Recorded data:
==*==

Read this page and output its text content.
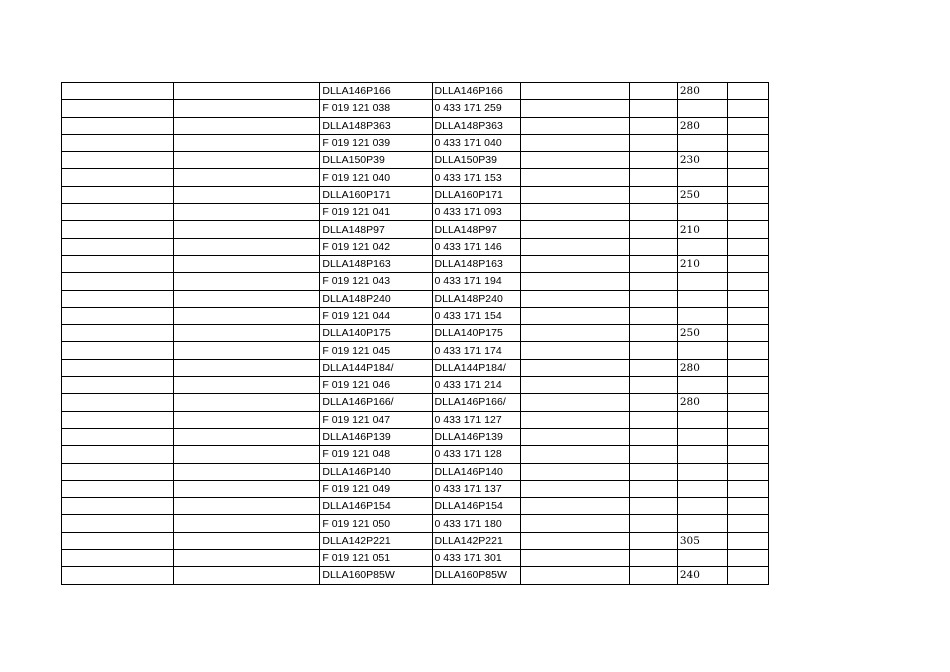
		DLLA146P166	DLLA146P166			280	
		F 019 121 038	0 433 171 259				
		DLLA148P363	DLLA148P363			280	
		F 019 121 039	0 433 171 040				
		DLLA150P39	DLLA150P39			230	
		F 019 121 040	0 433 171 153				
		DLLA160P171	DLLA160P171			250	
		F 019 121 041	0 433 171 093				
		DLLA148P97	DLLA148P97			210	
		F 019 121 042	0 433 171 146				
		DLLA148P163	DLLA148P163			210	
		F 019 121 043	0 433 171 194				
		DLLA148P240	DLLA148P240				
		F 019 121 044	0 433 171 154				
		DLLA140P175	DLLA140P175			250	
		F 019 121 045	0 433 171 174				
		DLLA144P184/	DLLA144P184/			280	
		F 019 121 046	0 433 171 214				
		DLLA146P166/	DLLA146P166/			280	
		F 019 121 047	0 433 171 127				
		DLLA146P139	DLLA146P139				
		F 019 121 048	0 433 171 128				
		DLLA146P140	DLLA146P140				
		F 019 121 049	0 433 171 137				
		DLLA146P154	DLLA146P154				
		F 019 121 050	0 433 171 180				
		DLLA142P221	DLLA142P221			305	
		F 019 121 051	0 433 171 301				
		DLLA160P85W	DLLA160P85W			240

==*==

◆ Task statement:
Print each entry shown above with exact wording and no pictures.

◆ Full output:
Read this page and output its text content.
		DLLA146P166	DLLA146P166			280	
		F 019 121 038	0 433 171 259				
		DLLA148P363	DLLA148P363			280	
		F 019 121 039	0 433 171 040				
		DLLA150P39	DLLA150P39			230	
		F 019 121 040	0 433 171 153				
		DLLA160P171	DLLA160P171			250	
		F 019 121 041	0 433 171 093				
		DLLA148P97	DLLA148P97			210	
		F 019 121 042	0 433 171 146				
		DLLA148P163	DLLA148P163			210	
		F 019 121 043	0 433 171 194				
		DLLA148P240	DLLA148P240				
		F 019 121 044	0 433 171 154				
		DLLA140P175	DLLA140P175			250	
		F 019 121 045	0 433 171 174				
		DLLA144P184/	DLLA144P184/			280	
		F 019 121 046	0 433 171 214				
		DLLA146P166/	DLLA146P166/			280	
		F 019 121 047	0 433 171 127				
		DLLA146P139	DLLA146P139				
		F 019 121 048	0 433 171 128				
		DLLA146P140	DLLA146P140				
		F 019 121 049	0 433 171 137				
		DLLA146P154	DLLA146P154				
		F 019 121 050	0 433 171 180				
		DLLA142P221	DLLA142P221			305	
		F 019 121 051	0 433 171 301				
		DLLA160P85W	DLLA160P85W			240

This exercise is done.